* **SOURCE DATA**:
----------
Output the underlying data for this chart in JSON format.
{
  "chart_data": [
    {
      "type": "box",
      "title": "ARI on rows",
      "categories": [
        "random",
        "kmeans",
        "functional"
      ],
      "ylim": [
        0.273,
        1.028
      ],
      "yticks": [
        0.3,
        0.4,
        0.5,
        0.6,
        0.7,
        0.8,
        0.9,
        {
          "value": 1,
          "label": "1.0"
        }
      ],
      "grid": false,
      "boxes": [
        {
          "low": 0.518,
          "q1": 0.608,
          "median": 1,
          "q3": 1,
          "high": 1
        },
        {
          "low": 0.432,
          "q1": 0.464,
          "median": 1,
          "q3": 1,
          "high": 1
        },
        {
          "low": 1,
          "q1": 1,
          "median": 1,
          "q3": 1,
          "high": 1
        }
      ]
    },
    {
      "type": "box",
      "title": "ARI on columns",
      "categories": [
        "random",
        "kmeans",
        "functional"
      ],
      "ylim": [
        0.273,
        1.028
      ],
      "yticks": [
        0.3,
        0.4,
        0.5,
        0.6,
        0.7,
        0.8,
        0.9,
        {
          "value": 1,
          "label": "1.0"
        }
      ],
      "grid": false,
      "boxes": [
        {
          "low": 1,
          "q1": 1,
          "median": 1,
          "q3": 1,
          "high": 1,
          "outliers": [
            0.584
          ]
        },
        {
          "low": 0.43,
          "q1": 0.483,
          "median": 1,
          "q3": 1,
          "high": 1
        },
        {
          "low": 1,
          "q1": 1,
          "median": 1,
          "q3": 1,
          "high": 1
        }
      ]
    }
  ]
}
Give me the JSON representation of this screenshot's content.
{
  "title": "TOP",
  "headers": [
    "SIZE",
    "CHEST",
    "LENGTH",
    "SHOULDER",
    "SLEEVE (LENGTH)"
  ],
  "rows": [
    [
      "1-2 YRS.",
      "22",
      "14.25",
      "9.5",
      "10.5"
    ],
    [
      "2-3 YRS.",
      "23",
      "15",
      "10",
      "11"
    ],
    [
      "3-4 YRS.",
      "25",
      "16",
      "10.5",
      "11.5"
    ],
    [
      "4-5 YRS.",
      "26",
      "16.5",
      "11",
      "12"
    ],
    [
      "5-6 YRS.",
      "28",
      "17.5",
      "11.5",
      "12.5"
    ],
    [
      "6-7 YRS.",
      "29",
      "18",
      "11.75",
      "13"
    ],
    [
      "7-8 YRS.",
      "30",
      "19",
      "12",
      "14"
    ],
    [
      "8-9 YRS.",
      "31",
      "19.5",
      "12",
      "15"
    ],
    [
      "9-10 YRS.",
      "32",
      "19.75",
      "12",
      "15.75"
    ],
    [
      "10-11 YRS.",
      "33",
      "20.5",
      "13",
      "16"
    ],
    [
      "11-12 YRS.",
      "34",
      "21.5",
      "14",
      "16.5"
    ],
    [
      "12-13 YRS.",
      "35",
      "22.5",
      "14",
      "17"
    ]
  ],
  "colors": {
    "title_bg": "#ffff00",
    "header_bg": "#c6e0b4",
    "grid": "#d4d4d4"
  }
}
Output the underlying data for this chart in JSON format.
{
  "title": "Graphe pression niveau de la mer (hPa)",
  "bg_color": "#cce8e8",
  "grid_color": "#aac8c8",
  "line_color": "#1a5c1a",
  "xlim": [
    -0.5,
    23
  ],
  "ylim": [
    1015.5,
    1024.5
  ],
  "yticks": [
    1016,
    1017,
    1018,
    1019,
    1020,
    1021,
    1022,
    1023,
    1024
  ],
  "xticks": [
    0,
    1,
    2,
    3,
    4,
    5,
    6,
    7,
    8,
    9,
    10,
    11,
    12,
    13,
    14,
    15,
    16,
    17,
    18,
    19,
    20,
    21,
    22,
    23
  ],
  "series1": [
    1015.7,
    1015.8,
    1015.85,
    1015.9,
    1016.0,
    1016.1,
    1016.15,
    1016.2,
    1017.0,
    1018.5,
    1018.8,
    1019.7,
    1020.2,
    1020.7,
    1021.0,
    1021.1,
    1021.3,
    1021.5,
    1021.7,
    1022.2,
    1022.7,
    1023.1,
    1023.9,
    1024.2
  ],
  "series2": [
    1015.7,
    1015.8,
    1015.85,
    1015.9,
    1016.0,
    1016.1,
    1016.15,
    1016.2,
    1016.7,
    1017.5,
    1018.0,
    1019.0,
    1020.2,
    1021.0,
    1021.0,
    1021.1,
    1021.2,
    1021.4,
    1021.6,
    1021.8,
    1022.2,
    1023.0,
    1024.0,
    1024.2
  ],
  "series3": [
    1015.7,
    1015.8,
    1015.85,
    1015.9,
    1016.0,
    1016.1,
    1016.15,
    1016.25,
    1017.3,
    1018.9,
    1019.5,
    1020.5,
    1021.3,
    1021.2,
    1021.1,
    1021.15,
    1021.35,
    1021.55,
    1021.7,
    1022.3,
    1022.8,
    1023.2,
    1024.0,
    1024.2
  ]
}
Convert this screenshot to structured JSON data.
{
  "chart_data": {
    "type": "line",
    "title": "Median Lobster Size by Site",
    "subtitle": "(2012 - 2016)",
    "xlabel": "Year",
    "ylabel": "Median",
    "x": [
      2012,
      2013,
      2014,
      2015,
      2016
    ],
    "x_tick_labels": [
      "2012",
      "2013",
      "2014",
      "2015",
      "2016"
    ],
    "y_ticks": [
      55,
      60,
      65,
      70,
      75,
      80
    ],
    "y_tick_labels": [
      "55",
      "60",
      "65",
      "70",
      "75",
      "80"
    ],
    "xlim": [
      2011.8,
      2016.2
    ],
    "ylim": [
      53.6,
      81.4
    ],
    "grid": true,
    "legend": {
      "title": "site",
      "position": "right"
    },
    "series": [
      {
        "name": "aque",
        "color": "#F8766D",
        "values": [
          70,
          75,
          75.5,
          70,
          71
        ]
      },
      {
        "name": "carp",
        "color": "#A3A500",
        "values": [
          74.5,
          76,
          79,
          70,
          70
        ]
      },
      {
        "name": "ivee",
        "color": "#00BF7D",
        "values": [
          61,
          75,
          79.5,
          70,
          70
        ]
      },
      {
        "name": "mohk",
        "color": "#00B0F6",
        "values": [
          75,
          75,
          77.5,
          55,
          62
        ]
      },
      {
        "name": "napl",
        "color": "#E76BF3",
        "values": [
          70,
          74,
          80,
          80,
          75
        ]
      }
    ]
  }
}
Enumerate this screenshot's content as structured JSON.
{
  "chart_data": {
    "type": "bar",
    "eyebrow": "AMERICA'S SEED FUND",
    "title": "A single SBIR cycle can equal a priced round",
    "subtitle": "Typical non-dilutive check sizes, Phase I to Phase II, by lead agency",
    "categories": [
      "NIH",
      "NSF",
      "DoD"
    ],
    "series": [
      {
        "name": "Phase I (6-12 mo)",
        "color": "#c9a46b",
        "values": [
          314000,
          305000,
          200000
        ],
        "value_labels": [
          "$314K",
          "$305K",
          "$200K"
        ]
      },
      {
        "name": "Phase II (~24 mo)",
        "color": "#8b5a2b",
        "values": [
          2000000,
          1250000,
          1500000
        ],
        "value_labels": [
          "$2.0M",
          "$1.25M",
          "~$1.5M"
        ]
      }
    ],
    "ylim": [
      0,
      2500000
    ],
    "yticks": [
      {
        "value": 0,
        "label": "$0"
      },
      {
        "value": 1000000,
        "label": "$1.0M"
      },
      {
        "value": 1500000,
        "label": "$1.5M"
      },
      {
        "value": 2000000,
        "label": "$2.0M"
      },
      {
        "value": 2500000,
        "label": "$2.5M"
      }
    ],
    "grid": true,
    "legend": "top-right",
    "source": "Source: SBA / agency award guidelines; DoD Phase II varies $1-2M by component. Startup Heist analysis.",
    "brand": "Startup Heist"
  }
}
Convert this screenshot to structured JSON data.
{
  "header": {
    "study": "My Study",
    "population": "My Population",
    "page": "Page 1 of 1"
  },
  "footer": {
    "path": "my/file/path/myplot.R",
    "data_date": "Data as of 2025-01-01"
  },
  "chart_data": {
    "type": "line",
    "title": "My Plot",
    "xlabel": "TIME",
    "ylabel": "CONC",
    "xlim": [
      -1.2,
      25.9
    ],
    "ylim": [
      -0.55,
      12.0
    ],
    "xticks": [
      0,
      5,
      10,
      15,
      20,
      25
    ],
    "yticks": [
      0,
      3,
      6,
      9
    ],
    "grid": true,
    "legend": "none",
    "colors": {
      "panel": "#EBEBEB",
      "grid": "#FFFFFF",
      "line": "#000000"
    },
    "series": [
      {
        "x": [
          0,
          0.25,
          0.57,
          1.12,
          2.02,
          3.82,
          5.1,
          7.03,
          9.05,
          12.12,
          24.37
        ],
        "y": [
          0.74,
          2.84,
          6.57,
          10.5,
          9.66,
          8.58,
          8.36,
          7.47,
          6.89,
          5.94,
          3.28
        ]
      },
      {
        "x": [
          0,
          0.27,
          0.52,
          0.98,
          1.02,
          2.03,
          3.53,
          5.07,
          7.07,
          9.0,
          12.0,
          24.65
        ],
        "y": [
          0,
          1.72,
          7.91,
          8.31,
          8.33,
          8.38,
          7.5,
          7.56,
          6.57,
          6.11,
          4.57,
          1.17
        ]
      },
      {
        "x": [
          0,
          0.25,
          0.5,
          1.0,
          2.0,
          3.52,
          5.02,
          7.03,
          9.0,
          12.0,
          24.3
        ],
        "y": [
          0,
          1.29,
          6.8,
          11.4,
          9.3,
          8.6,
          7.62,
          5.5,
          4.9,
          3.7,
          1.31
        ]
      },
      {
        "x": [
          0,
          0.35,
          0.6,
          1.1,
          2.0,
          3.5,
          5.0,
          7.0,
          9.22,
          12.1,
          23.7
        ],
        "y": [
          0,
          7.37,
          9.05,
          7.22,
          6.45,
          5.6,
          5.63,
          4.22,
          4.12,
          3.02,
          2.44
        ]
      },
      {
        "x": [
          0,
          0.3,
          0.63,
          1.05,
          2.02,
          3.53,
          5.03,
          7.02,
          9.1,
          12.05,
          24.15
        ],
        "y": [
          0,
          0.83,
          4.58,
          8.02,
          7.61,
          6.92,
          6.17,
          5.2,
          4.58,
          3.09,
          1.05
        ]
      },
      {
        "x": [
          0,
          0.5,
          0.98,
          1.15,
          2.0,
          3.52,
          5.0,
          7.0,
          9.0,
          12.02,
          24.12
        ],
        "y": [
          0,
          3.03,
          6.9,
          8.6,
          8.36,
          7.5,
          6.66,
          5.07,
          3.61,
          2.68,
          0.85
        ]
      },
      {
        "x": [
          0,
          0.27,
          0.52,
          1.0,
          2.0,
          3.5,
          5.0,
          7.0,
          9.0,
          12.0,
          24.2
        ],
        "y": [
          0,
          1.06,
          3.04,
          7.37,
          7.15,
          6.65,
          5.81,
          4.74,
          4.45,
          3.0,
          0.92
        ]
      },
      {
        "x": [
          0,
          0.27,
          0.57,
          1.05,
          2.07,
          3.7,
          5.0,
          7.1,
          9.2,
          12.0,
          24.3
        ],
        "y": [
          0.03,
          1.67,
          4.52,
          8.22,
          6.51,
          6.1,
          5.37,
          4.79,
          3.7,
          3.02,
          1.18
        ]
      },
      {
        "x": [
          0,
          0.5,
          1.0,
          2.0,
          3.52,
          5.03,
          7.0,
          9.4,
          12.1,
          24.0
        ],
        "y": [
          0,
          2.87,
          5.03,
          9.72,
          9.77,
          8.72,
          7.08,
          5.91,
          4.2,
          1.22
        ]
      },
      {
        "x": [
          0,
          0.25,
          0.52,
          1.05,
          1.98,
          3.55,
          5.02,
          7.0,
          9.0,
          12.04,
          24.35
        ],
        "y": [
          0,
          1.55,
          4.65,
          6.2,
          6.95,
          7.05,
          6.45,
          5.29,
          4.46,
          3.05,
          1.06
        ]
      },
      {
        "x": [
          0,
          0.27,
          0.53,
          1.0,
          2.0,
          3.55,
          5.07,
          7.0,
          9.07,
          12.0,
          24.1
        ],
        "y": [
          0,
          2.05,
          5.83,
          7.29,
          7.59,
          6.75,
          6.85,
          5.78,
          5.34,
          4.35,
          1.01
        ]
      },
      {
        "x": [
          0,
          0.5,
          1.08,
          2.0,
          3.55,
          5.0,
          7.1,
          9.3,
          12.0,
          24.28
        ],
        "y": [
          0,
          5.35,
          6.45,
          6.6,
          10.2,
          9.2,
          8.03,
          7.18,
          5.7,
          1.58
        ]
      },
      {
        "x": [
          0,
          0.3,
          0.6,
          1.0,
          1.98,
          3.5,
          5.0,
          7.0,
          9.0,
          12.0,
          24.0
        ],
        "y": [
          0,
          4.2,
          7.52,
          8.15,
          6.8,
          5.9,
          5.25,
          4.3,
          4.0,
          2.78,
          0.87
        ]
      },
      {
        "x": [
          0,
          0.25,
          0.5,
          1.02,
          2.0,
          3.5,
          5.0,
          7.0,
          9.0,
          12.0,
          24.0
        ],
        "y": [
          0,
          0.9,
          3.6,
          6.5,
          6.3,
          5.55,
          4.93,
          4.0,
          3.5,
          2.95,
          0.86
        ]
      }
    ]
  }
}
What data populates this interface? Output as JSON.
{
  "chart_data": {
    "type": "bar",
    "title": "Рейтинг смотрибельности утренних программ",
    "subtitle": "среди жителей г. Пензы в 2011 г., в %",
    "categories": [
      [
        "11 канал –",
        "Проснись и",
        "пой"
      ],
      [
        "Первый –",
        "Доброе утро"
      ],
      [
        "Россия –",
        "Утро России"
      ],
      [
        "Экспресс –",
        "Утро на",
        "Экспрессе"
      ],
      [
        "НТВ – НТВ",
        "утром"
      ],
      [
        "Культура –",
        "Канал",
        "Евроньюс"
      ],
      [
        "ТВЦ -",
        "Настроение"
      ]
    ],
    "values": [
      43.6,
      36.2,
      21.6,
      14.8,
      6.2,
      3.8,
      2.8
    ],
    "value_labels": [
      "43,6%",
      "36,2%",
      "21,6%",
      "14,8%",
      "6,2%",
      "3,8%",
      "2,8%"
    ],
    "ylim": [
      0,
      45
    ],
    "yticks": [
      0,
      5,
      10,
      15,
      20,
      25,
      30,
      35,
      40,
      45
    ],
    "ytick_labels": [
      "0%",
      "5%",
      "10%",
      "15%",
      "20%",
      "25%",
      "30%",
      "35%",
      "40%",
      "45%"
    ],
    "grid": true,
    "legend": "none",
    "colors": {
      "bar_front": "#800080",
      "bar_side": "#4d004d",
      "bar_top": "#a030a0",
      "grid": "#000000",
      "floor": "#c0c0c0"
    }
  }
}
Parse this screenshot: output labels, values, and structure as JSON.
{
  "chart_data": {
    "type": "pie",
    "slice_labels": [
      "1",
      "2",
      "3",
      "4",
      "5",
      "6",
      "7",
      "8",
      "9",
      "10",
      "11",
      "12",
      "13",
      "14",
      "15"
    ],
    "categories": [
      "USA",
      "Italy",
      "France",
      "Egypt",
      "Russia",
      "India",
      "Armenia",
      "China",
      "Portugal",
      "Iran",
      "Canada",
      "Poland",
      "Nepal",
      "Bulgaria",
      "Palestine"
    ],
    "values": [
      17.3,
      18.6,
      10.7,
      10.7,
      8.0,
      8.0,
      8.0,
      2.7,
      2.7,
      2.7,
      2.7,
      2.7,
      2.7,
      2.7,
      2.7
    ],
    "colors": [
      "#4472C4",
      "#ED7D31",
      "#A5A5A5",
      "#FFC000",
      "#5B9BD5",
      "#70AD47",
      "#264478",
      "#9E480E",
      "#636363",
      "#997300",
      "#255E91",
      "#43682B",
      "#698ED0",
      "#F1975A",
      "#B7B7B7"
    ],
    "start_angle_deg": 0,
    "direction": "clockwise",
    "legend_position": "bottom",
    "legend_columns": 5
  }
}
----------
* **WHAT IS EXPECTED**:
Take the line with "Parse this screenshot: output" and all lines after it through the end of the records, and write them out exactly; include nothing else.

* **CORRECT RESPONSE**:
Parse this screenshot: output labels, values, and structure as JSON.
{
  "chart_data": {
    "type": "pie",
    "slice_labels": [
      "1",
      "2",
      "3",
      "4",
      "5",
      "6",
      "7",
      "8",
      "9",
      "10",
      "11",
      "12",
      "13",
      "14",
      "15"
    ],
    "categories": [
      "USA",
      "Italy",
      "France",
      "Egypt",
      "Russia",
      "India",
      "Armenia",
      "China",
      "Portugal",
      "Iran",
      "Canada",
      "Poland",
      "Nepal",
      "Bulgaria",
      "Palestine"
    ],
    "values": [
      17.3,
      18.6,
      10.7,
      10.7,
      8.0,
      8.0,
      8.0,
      2.7,
      2.7,
      2.7,
      2.7,
      2.7,
      2.7,
      2.7,
      2.7
    ],
    "colors": [
      "#4472C4",
      "#ED7D31",
      "#A5A5A5",
      "#FFC000",
      "#5B9BD5",
      "#70AD47",
      "#264478",
      "#9E480E",
      "#636363",
      "#997300",
      "#255E91",
      "#43682B",
      "#698ED0",
      "#F1975A",
      "#B7B7B7"
    ],
    "start_angle_deg": 0,
    "direction": "clockwise",
    "legend_position": "bottom",
    "legend_columns": 5
  }
}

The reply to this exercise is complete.